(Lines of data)
· · · · · · ·

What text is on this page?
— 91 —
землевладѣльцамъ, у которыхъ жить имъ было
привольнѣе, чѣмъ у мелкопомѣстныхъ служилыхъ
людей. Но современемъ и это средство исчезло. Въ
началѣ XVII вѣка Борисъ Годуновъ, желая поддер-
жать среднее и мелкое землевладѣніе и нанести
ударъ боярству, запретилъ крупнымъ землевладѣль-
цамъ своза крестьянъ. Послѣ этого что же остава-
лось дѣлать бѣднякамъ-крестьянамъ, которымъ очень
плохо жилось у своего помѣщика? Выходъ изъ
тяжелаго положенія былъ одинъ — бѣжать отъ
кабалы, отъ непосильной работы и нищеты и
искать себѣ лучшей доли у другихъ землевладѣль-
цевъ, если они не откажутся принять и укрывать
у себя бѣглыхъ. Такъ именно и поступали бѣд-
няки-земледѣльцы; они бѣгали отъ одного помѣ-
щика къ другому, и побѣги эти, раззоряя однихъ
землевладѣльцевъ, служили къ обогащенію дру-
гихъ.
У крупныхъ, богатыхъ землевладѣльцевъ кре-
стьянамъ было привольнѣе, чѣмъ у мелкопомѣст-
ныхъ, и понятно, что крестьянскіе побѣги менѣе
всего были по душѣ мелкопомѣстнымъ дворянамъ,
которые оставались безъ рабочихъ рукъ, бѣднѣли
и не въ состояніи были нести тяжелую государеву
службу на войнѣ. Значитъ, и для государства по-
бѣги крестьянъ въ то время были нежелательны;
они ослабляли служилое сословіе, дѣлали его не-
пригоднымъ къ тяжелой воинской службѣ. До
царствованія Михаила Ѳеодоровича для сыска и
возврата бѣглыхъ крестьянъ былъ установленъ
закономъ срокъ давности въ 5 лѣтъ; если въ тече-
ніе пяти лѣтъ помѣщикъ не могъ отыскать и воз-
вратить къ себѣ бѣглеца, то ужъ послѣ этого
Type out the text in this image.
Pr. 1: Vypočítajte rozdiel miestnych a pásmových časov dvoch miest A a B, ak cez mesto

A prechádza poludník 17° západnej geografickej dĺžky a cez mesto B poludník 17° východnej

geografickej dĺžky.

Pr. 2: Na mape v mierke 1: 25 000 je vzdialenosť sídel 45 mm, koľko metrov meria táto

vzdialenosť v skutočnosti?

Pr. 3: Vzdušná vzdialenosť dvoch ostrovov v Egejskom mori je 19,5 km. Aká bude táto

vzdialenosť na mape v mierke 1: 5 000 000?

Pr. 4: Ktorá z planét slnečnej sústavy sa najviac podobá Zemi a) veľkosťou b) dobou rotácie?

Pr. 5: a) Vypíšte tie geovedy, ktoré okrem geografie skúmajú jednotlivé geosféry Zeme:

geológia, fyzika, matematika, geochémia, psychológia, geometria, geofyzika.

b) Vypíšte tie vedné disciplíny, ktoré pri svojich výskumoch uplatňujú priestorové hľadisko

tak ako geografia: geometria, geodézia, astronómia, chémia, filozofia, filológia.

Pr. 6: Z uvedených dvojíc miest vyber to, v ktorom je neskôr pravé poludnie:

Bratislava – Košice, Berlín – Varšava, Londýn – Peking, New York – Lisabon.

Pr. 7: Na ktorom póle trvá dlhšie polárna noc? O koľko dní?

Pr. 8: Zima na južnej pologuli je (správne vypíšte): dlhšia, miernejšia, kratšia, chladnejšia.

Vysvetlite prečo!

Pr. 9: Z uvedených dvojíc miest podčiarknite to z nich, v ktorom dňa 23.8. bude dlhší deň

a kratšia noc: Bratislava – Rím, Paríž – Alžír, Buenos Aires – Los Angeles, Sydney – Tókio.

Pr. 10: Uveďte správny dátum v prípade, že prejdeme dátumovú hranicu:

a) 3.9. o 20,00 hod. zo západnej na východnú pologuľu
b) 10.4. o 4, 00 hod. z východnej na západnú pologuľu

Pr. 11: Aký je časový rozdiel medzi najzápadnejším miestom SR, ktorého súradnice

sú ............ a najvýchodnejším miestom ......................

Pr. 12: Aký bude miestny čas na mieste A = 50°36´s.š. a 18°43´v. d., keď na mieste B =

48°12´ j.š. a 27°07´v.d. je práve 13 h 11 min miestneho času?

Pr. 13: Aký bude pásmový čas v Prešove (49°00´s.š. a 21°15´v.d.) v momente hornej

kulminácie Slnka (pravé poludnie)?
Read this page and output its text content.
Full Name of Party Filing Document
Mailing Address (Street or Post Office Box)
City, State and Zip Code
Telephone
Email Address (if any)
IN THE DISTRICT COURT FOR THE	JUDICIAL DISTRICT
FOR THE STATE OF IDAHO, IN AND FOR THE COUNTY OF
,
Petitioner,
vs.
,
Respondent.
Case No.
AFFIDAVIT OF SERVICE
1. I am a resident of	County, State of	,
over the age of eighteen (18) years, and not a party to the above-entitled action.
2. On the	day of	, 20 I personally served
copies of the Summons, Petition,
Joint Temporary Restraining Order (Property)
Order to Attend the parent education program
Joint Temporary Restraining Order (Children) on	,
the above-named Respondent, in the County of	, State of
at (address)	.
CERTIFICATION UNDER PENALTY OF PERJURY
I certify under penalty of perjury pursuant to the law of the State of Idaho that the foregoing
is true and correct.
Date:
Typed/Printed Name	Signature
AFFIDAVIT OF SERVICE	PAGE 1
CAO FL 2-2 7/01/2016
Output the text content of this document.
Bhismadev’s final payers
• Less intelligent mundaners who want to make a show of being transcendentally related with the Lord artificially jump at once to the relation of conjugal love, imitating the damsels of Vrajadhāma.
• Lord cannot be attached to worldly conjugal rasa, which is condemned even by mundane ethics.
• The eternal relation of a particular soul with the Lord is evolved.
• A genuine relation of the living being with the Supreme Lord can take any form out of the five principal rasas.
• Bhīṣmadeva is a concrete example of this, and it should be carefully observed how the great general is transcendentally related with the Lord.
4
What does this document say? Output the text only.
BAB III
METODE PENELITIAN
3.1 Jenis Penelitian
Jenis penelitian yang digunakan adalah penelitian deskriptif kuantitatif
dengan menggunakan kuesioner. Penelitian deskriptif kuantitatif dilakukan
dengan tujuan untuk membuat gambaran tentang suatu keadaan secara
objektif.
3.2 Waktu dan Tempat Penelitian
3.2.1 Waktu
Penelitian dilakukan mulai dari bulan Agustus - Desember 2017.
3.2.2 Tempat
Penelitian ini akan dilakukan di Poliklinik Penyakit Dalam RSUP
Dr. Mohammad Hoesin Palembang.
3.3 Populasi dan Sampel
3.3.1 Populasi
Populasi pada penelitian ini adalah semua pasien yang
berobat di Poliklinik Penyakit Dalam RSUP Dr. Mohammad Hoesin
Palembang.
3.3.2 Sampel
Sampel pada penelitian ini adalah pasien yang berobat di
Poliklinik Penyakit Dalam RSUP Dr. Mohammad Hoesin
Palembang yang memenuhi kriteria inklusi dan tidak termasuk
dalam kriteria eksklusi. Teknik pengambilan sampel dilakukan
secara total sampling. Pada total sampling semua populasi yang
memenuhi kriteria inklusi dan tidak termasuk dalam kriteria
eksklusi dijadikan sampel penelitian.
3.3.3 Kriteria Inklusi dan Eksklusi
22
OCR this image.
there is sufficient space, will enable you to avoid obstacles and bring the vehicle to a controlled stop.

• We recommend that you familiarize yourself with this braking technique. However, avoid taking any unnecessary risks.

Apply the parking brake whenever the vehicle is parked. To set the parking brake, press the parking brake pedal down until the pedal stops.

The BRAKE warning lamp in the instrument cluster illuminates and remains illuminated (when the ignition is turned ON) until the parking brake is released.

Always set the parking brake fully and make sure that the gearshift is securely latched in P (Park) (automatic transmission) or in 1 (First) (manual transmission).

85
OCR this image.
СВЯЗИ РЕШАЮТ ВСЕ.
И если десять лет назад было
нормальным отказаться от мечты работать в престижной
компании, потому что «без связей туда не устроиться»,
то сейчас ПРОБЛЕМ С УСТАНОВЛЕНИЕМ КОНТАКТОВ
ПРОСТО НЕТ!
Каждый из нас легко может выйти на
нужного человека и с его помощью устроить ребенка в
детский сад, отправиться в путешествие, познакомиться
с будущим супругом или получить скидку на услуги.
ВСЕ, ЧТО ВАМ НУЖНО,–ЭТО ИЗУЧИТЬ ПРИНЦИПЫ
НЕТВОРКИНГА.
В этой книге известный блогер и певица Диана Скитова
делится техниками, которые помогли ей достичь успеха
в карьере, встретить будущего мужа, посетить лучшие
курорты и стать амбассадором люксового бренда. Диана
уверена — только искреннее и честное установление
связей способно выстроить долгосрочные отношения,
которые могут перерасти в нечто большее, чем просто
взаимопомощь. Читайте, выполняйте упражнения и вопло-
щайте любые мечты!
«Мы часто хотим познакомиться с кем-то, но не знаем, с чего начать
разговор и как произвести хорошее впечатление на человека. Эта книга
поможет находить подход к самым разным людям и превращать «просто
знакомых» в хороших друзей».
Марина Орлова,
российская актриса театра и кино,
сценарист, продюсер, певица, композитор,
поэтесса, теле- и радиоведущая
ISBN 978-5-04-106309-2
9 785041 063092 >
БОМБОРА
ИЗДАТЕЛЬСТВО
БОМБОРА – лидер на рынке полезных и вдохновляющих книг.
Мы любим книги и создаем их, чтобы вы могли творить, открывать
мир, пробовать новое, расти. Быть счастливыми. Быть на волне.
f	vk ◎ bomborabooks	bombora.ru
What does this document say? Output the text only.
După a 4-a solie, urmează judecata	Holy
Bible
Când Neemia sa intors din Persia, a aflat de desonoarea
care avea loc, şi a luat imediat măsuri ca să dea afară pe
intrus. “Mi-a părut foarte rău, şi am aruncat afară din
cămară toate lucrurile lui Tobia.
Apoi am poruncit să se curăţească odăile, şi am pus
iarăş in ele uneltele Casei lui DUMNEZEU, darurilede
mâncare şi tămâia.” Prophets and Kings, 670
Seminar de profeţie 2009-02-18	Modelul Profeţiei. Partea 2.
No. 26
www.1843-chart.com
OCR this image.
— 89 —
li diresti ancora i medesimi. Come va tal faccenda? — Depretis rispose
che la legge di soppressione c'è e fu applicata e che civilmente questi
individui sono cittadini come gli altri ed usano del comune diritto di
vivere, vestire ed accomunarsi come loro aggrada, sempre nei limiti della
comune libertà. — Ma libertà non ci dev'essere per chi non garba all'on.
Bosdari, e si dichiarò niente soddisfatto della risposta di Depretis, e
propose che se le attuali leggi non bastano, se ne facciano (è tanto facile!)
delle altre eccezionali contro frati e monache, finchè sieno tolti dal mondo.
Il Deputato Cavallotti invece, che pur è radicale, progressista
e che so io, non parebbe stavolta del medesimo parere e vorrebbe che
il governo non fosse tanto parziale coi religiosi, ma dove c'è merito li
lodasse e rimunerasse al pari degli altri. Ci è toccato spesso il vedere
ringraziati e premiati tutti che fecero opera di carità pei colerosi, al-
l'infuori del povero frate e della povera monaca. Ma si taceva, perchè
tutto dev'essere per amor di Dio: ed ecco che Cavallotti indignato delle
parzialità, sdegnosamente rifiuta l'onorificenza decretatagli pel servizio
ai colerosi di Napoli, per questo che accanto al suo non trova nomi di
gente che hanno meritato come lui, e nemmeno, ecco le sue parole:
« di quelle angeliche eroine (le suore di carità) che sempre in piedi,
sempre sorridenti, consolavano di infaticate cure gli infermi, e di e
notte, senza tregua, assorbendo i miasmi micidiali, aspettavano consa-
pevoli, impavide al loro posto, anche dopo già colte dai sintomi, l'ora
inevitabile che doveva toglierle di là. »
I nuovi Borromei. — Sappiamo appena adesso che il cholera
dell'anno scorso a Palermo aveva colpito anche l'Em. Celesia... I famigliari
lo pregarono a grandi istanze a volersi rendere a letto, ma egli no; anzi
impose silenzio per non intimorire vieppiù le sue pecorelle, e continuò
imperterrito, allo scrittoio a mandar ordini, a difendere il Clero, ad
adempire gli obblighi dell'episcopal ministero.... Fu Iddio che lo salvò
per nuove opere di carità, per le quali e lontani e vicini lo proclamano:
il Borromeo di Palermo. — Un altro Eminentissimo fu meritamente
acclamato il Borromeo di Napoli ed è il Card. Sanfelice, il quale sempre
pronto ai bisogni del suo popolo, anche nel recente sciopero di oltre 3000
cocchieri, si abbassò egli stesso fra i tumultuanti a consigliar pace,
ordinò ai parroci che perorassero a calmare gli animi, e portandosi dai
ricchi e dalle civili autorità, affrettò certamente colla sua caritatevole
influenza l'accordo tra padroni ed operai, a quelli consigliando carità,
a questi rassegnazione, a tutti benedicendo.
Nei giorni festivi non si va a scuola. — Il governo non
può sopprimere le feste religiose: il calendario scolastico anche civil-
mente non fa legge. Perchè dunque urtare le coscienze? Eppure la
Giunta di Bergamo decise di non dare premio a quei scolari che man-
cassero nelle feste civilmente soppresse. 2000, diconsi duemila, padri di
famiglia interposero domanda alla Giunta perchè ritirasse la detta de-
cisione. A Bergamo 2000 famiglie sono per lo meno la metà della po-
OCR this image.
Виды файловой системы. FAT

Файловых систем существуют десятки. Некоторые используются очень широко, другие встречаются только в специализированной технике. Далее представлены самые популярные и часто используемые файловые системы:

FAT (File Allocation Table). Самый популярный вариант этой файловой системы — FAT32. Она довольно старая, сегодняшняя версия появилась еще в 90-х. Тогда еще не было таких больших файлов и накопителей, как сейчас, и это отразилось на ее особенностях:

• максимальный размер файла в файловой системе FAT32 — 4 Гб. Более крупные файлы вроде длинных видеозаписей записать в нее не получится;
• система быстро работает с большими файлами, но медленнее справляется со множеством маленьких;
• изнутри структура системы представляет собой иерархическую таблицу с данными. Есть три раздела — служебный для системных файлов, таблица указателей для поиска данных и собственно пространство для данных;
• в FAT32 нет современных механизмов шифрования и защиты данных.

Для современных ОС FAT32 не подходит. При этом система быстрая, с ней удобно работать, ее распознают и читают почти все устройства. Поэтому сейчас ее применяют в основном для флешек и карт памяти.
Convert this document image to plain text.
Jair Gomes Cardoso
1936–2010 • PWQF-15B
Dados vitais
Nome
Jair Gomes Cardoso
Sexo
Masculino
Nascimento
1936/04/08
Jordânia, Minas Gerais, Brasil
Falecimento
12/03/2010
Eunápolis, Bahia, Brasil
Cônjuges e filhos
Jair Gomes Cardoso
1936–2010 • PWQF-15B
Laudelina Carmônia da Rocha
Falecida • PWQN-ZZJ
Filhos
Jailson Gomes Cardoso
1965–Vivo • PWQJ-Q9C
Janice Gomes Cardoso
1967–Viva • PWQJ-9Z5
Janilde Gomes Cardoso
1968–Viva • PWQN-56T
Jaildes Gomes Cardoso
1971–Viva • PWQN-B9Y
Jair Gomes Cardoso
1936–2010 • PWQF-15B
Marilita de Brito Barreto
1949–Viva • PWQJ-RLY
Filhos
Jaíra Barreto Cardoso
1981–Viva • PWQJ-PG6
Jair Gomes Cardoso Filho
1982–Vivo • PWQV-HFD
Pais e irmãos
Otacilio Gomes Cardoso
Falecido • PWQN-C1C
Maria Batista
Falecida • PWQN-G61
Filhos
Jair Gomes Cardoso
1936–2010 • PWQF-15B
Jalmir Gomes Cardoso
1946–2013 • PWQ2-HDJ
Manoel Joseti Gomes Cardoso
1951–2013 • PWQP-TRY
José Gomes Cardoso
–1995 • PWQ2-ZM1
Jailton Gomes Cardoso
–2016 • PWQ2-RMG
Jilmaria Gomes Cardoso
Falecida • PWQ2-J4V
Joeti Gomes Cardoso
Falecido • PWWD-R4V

· · · · · · ·

> _REQUEST_
Work out how many lines in the records above contain the word "если", and give only that number.

> _COMPLETED EXERCISE_
3